Rows from a dataset:
★ ★ ★ ★

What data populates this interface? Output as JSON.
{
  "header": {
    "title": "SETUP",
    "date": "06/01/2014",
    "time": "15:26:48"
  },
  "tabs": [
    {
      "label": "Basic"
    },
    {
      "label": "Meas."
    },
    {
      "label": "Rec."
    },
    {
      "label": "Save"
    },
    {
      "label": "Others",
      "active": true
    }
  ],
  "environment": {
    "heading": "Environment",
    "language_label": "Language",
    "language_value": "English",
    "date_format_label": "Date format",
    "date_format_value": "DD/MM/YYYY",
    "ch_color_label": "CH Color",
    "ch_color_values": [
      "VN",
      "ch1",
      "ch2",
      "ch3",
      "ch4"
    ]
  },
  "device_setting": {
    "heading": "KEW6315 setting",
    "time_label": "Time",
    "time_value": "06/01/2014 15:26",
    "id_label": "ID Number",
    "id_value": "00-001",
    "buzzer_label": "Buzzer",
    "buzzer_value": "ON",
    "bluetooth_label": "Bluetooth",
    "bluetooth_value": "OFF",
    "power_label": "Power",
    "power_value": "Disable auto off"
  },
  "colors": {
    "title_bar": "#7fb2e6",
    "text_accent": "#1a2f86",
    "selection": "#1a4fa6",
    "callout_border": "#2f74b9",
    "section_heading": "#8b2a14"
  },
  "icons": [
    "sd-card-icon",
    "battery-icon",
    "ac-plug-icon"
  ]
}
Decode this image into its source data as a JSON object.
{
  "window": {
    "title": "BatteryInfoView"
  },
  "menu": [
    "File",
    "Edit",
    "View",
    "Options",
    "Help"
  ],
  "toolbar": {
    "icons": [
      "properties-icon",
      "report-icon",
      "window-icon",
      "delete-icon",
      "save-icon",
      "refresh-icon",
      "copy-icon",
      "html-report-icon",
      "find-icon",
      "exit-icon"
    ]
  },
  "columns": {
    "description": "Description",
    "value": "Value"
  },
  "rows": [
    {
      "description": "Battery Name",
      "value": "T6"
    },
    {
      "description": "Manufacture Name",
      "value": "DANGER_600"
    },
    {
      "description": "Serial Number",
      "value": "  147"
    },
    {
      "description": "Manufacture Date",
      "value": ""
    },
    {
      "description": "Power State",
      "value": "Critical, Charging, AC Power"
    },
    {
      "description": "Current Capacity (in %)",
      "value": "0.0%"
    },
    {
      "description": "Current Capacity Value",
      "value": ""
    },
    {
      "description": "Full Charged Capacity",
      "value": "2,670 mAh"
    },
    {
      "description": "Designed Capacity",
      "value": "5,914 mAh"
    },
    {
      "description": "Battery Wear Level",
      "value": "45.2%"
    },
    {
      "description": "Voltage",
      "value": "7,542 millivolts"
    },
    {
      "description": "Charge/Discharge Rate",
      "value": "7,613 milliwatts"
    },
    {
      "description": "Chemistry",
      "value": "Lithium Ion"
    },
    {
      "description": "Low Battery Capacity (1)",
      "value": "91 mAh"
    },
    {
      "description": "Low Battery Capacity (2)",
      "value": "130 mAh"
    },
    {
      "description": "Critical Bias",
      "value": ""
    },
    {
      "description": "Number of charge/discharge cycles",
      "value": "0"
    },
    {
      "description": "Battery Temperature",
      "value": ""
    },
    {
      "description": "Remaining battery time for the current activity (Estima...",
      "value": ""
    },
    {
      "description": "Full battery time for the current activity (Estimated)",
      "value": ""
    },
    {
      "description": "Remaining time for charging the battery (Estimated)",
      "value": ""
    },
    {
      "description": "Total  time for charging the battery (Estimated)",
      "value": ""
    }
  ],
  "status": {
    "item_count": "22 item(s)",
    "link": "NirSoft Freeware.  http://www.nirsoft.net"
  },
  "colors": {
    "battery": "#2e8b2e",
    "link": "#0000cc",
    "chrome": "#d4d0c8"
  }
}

★ ★ ★ ★

*Problem details*: Tell how many lines of the material above hold "Capacity", answering with a bare number.

*Final result*: 6